• [What is required]: Produce the listing below again, exactly as shown.

• [Extracted entries]:
◆ ◆ ◆ ◆

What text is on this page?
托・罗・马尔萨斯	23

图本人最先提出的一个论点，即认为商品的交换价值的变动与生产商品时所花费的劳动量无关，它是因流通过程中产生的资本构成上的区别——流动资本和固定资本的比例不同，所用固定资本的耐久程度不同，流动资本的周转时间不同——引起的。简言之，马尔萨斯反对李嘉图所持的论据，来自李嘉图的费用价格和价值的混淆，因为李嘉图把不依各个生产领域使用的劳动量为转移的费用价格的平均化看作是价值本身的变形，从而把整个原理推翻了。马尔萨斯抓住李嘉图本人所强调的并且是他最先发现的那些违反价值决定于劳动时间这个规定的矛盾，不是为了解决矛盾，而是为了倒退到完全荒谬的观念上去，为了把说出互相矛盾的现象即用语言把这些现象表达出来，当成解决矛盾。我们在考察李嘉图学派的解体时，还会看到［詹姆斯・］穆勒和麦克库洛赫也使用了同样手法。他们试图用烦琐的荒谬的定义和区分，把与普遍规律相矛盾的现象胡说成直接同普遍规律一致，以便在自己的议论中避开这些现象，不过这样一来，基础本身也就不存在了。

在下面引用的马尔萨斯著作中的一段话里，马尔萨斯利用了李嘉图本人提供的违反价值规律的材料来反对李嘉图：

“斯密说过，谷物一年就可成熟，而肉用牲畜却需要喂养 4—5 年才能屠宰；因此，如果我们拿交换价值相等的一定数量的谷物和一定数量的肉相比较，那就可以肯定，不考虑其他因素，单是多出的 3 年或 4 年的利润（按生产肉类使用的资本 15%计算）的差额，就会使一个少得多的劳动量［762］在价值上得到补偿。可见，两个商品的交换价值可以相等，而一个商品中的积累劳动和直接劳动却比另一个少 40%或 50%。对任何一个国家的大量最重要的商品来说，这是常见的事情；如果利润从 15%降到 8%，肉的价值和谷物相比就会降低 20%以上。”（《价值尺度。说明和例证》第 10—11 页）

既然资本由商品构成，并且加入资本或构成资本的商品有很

◆ ◆ ◆ ◆

• [Solution for this task]:
What text is on this page?
托・罗・马尔萨斯	23

图本人最先提出的一个论点，即认为商品的交换价值的变动与生产商品时所花费的劳动量无关，它是因流通过程中产生的资本构成上的区别——流动资本和固定资本的比例不同，所用固定资本的耐久程度不同，流动资本的周转时间不同——引起的。简言之，马尔萨斯反对李嘉图所持的论据，来自李嘉图的费用价格和价值的混淆，因为李嘉图把不依各个生产领域使用的劳动量为转移的费用价格的平均化看作是价值本身的变形，从而把整个原理推翻了。马尔萨斯抓住李嘉图本人所强调的并且是他最先发现的那些违反价值决定于劳动时间这个规定的矛盾，不是为了解决矛盾，而是为了倒退到完全荒谬的观念上去，为了把说出互相矛盾的现象即用语言把这些现象表达出来，当成解决矛盾。我们在考察李嘉图学派的解体时，还会看到［詹姆斯・］穆勒和麦克库洛赫也使用了同样手法。他们试图用烦琐的荒谬的定义和区分，把与普遍规律相矛盾的现象胡说成直接同普遍规律一致，以便在自己的议论中避开这些现象，不过这样一来，基础本身也就不存在了。

在下面引用的马尔萨斯著作中的一段话里，马尔萨斯利用了李嘉图本人提供的违反价值规律的材料来反对李嘉图：

“斯密说过，谷物一年就可成熟，而肉用牲畜却需要喂养 4—5 年才能屠宰；因此，如果我们拿交换价值相等的一定数量的谷物和一定数量的肉相比较，那就可以肯定，不考虑其他因素，单是多出的 3 年或 4 年的利润（按生产肉类使用的资本 15%计算）的差额，就会使一个少得多的劳动量［762］在价值上得到补偿。可见，两个商品的交换价值可以相等，而一个商品中的积累劳动和直接劳动却比另一个少 40%或 50%。对任何一个国家的大量最重要的商品来说，这是常见的事情；如果利润从 15%降到 8%，肉的价值和谷物相比就会降低 20%以上。”（《价值尺度。说明和例证》第 10—11 页）

既然资本由商品构成，并且加入资本或构成资本的商品有很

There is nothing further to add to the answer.